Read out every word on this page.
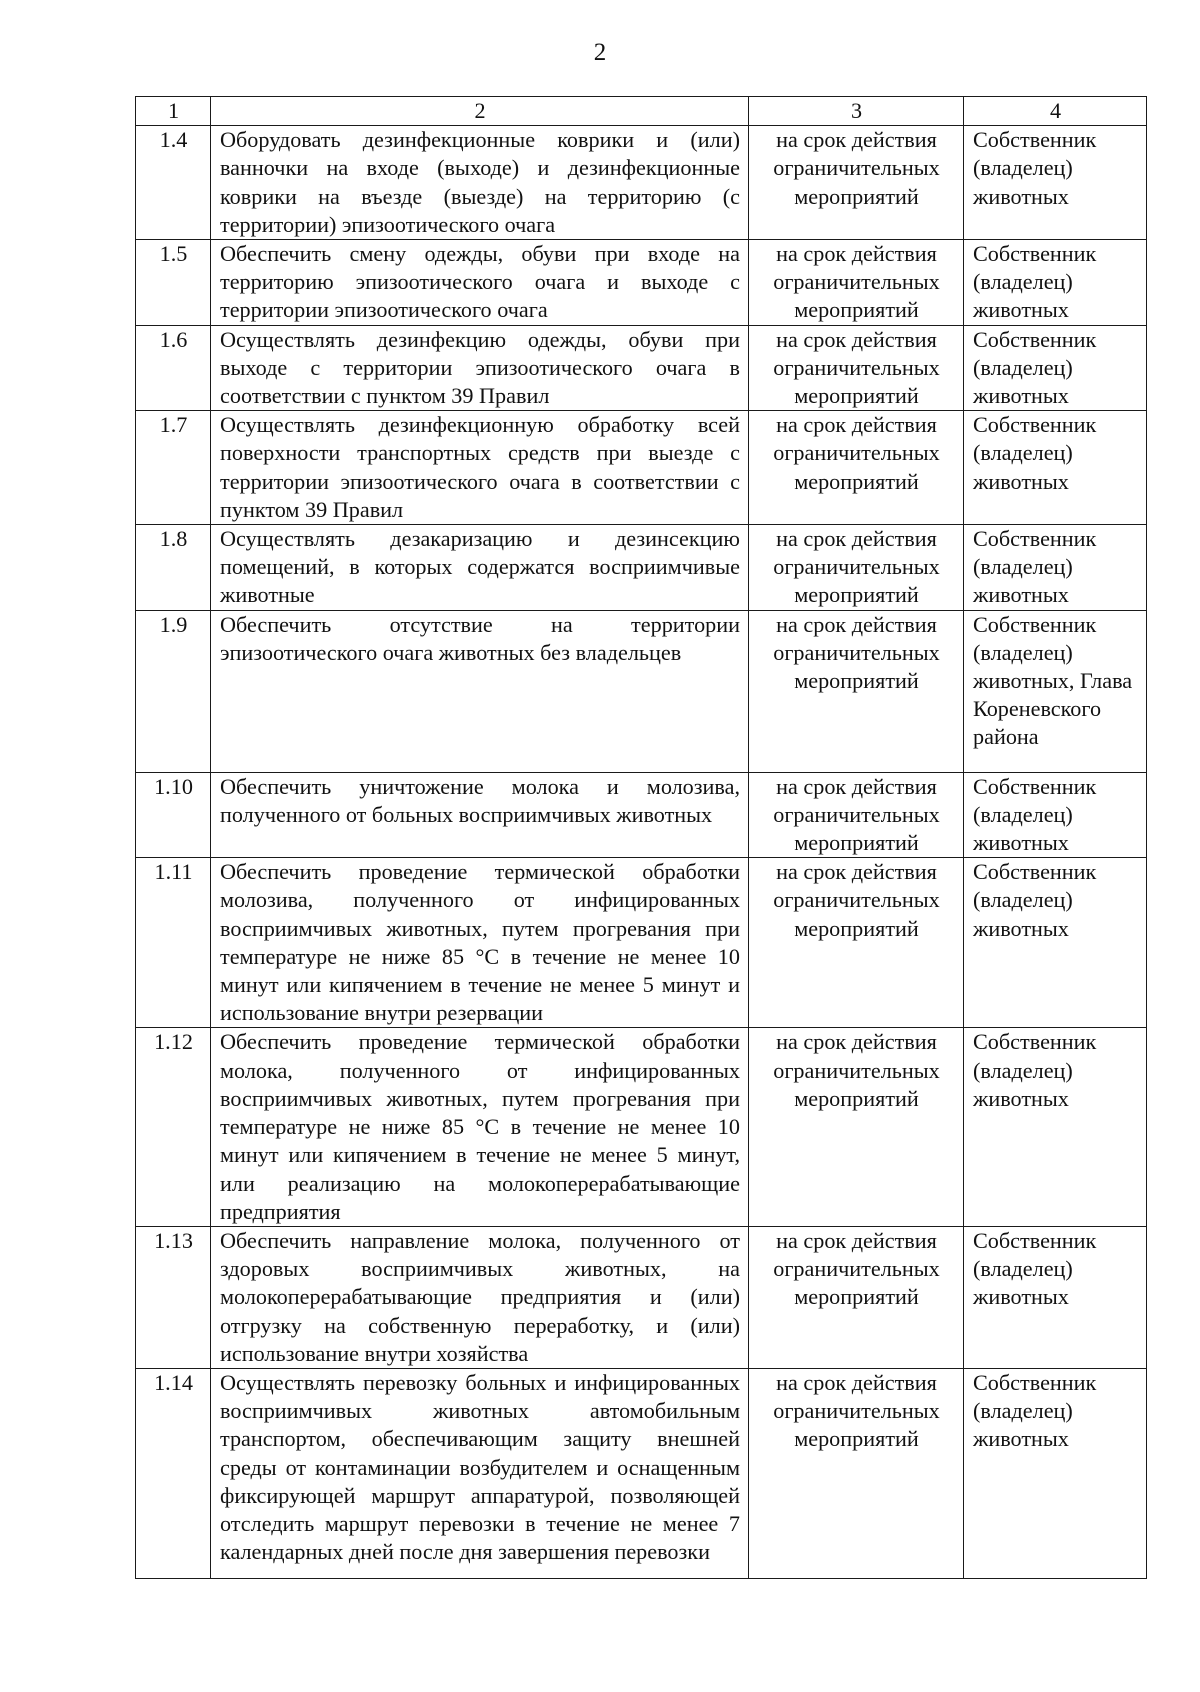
2
1	2	3	4
1.4	Оборудовать дезинфекционные коврики и (или) ванночки на входе (выходе) и дезинфекционные коврики на въезде (выезде) на территорию (с территории) эпизоотического очага	на срок действия ограничительных мероприятий	Собственник (владелец) животных
1.5	Обеспечить смену одежды, обуви при входе на территорию эпизоотического очага и выходе с территории эпизоотического очага	на срок действия ограничительных мероприятий	Собственник (владелец) животных
1.6	Осуществлять дезинфекцию одежды, обуви при выходе с территории эпизоотического очага в соответствии с пунктом 39 Правил	на срок действия ограничительных мероприятий	Собственник (владелец) животных
1.7	Осуществлять дезинфекционную обработку всей поверхности транспортных средств при выезде с территории эпизоотического очага в соответствии с пунктом 39 Правил	на срок действия ограничительных мероприятий	Собственник (владелец) животных
1.8	Осуществлять дезакаризацию и дезинсекцию помещений, в которых содержатся восприимчивые животные	на срок действия ограничительных мероприятий	Собственник (владелец) животных
1.9	Обеспечить отсутствие на территории эпизоотического очага животных без владельцев	на срок действия ограничительных мероприятий	Собственник (владелец) животных, Глава Кореневского района
1.10	Обеспечить уничтожение молока и молозива, полученного от больных восприимчивых животных	на срок действия ограничительных мероприятий	Собственник (владелец) животных
1.11	Обеспечить проведение термической обработки молозива, полученного от инфицированных восприимчивых животных, путем прогревания при температуре не ниже 85 °С в течение не менее 10 минут или кипячением в течение не менее 5 минут и использование внутри резервации	на срок действия ограничительных мероприятий	Собственник (владелец) животных
1.12	Обеспечить проведение термической обработки молока, полученного от инфицированных восприимчивых животных, путем прогревания при температуре не ниже 85 °С в течение не менее 10 минут или кипячением в течение не менее 5 минут, или реализацию на молокоперерабатывающие предприятия	на срок действия ограничительных мероприятий	Собственник (владелец) животных
1.13	Обеспечить направление молока, полученного от здоровых восприимчивых животных, на молокоперерабатывающие предприятия и (или) отгрузку на собственную переработку, и (или) использование внутри хозяйства	на срок действия ограничительных мероприятий	Собственник (владелец) животных
1.14	Осуществлять перевозку больных и инфицированных восприимчивых животных автомобильным транспортом, обеспечивающим защиту внешней среды от контаминации возбудителем и оснащенным фиксирующей маршрут аппаратурой, позволяющей отследить маршрут перевозки в течение не менее 7 календарных дней после дня завершения перевозки	на срок действия ограничительных мероприятий	Собственник (владелец) животных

══════════

Exercise: Pictures in the records must not appear in the copy; transcribe everything else precisely.

Response to the exercise:
Read out every word on this page.
2
1	2	3	4
1.4	Оборудовать дезинфекционные коврики и (или) ванночки на входе (выходе) и дезинфекционные коврики на въезде (выезде) на территорию (с территории) эпизоотического очага	на срок действия ограничительных мероприятий	Собственник (владелец) животных
1.5	Обеспечить смену одежды, обуви при входе на территорию эпизоотического очага и выходе с территории эпизоотического очага	на срок действия ограничительных мероприятий	Собственник (владелец) животных
1.6	Осуществлять дезинфекцию одежды, обуви при выходе с территории эпизоотического очага в соответствии с пунктом 39 Правил	на срок действия ограничительных мероприятий	Собственник (владелец) животных
1.7	Осуществлять дезинфекционную обработку всей поверхности транспортных средств при выезде с территории эпизоотического очага в соответствии с пунктом 39 Правил	на срок действия ограничительных мероприятий	Собственник (владелец) животных
1.8	Осуществлять дезакаризацию и дезинсекцию помещений, в которых содержатся восприимчивые животные	на срок действия ограничительных мероприятий	Собственник (владелец) животных
1.9	Обеспечить отсутствие на территории эпизоотического очага животных без владельцев	на срок действия ограничительных мероприятий	Собственник (владелец) животных, Глава Кореневского района
1.10	Обеспечить уничтожение молока и молозива, полученного от больных восприимчивых животных	на срок действия ограничительных мероприятий	Собственник (владелец) животных
1.11	Обеспечить проведение термической обработки молозива, полученного от инфицированных восприимчивых животных, путем прогревания при температуре не ниже 85 °С в течение не менее 10 минут или кипячением в течение не менее 5 минут и использование внутри резервации	на срок действия ограничительных мероприятий	Собственник (владелец) животных
1.12	Обеспечить проведение термической обработки молока, полученного от инфицированных восприимчивых животных, путем прогревания при температуре не ниже 85 °С в течение не менее 10 минут или кипячением в течение не менее 5 минут, или реализацию на молокоперерабатывающие предприятия	на срок действия ограничительных мероприятий	Собственник (владелец) животных
1.13	Обеспечить направление молока, полученного от здоровых восприимчивых животных, на молокоперерабатывающие предприятия и (или) отгрузку на собственную переработку, и (или) использование внутри хозяйства	на срок действия ограничительных мероприятий	Собственник (владелец) животных
1.14	Осуществлять перевозку больных и инфицированных восприимчивых животных автомобильным транспортом, обеспечивающим защиту внешней среды от контаминации возбудителем и оснащенным фиксирующей маршрут аппаратурой, позволяющей отследить маршрут перевозки в течение не менее 7 календарных дней после дня завершения перевозки	на срок действия ограничительных мероприятий	Собственник (владелец) животных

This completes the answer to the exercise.